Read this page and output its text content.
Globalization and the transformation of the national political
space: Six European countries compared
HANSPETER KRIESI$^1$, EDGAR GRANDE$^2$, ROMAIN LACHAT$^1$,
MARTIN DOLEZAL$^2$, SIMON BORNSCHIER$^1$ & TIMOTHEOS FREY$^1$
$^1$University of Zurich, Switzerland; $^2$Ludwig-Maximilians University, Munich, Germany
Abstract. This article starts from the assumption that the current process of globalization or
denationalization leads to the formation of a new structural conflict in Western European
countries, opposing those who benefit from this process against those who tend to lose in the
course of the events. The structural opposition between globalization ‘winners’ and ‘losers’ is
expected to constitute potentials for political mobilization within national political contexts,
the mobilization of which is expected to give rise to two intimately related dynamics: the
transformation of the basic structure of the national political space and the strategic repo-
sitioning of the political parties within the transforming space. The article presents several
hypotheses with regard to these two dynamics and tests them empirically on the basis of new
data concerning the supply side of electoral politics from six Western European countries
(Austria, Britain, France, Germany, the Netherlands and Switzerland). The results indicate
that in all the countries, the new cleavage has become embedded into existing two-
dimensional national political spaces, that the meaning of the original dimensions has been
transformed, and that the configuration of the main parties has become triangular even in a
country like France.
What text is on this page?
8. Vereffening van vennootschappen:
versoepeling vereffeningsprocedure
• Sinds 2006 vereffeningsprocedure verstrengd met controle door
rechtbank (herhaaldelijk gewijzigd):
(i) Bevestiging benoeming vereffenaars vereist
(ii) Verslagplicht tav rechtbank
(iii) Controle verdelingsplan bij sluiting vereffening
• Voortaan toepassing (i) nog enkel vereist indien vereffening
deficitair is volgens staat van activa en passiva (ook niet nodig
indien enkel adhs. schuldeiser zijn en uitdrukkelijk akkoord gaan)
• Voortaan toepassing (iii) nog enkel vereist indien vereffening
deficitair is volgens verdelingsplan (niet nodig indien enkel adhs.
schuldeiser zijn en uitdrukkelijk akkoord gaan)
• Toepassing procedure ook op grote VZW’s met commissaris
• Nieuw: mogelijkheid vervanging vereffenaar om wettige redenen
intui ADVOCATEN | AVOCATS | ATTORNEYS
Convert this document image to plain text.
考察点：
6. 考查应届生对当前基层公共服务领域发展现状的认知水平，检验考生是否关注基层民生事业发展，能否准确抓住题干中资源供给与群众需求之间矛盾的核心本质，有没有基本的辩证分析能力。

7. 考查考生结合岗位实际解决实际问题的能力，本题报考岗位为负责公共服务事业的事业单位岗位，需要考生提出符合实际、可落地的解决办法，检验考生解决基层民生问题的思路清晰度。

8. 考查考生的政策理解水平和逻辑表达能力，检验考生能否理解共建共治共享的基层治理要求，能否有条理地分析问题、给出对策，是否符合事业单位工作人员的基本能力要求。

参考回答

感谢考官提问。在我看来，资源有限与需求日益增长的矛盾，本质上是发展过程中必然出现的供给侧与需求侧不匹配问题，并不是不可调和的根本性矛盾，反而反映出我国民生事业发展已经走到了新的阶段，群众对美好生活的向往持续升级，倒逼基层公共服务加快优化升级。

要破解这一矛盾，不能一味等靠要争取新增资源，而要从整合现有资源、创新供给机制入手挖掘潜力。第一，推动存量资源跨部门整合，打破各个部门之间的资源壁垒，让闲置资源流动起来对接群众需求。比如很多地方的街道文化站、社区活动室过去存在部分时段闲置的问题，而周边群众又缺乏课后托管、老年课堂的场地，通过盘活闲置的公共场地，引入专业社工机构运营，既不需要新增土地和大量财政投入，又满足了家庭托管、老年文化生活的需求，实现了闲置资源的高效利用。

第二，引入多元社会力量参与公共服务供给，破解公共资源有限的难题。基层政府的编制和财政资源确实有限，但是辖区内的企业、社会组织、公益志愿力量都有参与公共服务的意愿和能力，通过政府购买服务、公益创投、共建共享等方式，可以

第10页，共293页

What is asked: Extract every entry above as it appears.

Result of this exercise:
Read this page and output its text content.
Globalization and the transformation of the national political
space: Six European countries compared
HANSPETER KRIESI$^1$, EDGAR GRANDE$^2$, ROMAIN LACHAT$^1$,
MARTIN DOLEZAL$^2$, SIMON BORNSCHIER$^1$ & TIMOTHEOS FREY$^1$
$^1$University of Zurich, Switzerland; $^2$Ludwig-Maximilians University, Munich, Germany
Abstract. This article starts from the assumption that the current process of globalization or
denationalization leads to the formation of a new structural conflict in Western European
countries, opposing those who benefit from this process against those who tend to lose in the
course of the events. The structural opposition between globalization ‘winners’ and ‘losers’ is
expected to constitute potentials for political mobilization within national political contexts,
the mobilization of which is expected to give rise to two intimately related dynamics: the
transformation of the basic structure of the national political space and the strategic repo-
sitioning of the political parties within the transforming space. The article presents several
hypotheses with regard to these two dynamics and tests them empirically on the basis of new
data concerning the supply side of electoral politics from six Western European countries
(Austria, Britain, France, Germany, the Netherlands and Switzerland). The results indicate
that in all the countries, the new cleavage has become embedded into existing two-
dimensional national political spaces, that the meaning of the original dimensions has been
transformed, and that the configuration of the main parties has become triangular even in a
country like France.
What text is on this page?
8. Vereffening van vennootschappen:
versoepeling vereffeningsprocedure
• Sinds 2006 vereffeningsprocedure verstrengd met controle door
rechtbank (herhaaldelijk gewijzigd):
(i) Bevestiging benoeming vereffenaars vereist
(ii) Verslagplicht tav rechtbank
(iii) Controle verdelingsplan bij sluiting vereffening
• Voortaan toepassing (i) nog enkel vereist indien vereffening
deficitair is volgens staat van activa en passiva (ook niet nodig
indien enkel adhs. schuldeiser zijn en uitdrukkelijk akkoord gaan)
• Voortaan toepassing (iii) nog enkel vereist indien vereffening
deficitair is volgens verdelingsplan (niet nodig indien enkel adhs.
schuldeiser zijn en uitdrukkelijk akkoord gaan)
• Toepassing procedure ook op grote VZW’s met commissaris
• Nieuw: mogelijkheid vervanging vereffenaar om wettige redenen
intui ADVOCATEN | AVOCATS | ATTORNEYS
Convert this document image to plain text.
考察点：
6. 考查应届生对当前基层公共服务领域发展现状的认知水平，检验考生是否关注基层民生事业发展，能否准确抓住题干中资源供给与群众需求之间矛盾的核心本质，有没有基本的辩证分析能力。

7. 考查考生结合岗位实际解决实际问题的能力，本题报考岗位为负责公共服务事业的事业单位岗位，需要考生提出符合实际、可落地的解决办法，检验考生解决基层民生问题的思路清晰度。

8. 考查考生的政策理解水平和逻辑表达能力，检验考生能否理解共建共治共享的基层治理要求，能否有条理地分析问题、给出对策，是否符合事业单位工作人员的基本能力要求。

参考回答

感谢考官提问。在我看来，资源有限与需求日益增长的矛盾，本质上是发展过程中必然出现的供给侧与需求侧不匹配问题，并不是不可调和的根本性矛盾，反而反映出我国民生事业发展已经走到了新的阶段，群众对美好生活的向往持续升级，倒逼基层公共服务加快优化升级。

要破解这一矛盾，不能一味等靠要争取新增资源，而要从整合现有资源、创新供给机制入手挖掘潜力。第一，推动存量资源跨部门整合，打破各个部门之间的资源壁垒，让闲置资源流动起来对接群众需求。比如很多地方的街道文化站、社区活动室过去存在部分时段闲置的问题，而周边群众又缺乏课后托管、老年课堂的场地，通过盘活闲置的公共场地，引入专业社工机构运营，既不需要新增土地和大量财政投入，又满足了家庭托管、老年文化生活的需求，实现了闲置资源的高效利用。

第二，引入多元社会力量参与公共服务供给，破解公共资源有限的难题。基层政府的编制和财政资源确实有限，但是辖区内的企业、社会组织、公益志愿力量都有参与公共服务的意愿和能力，通过政府购买服务、公益创投、共建共享等方式，可以

第10页，共293页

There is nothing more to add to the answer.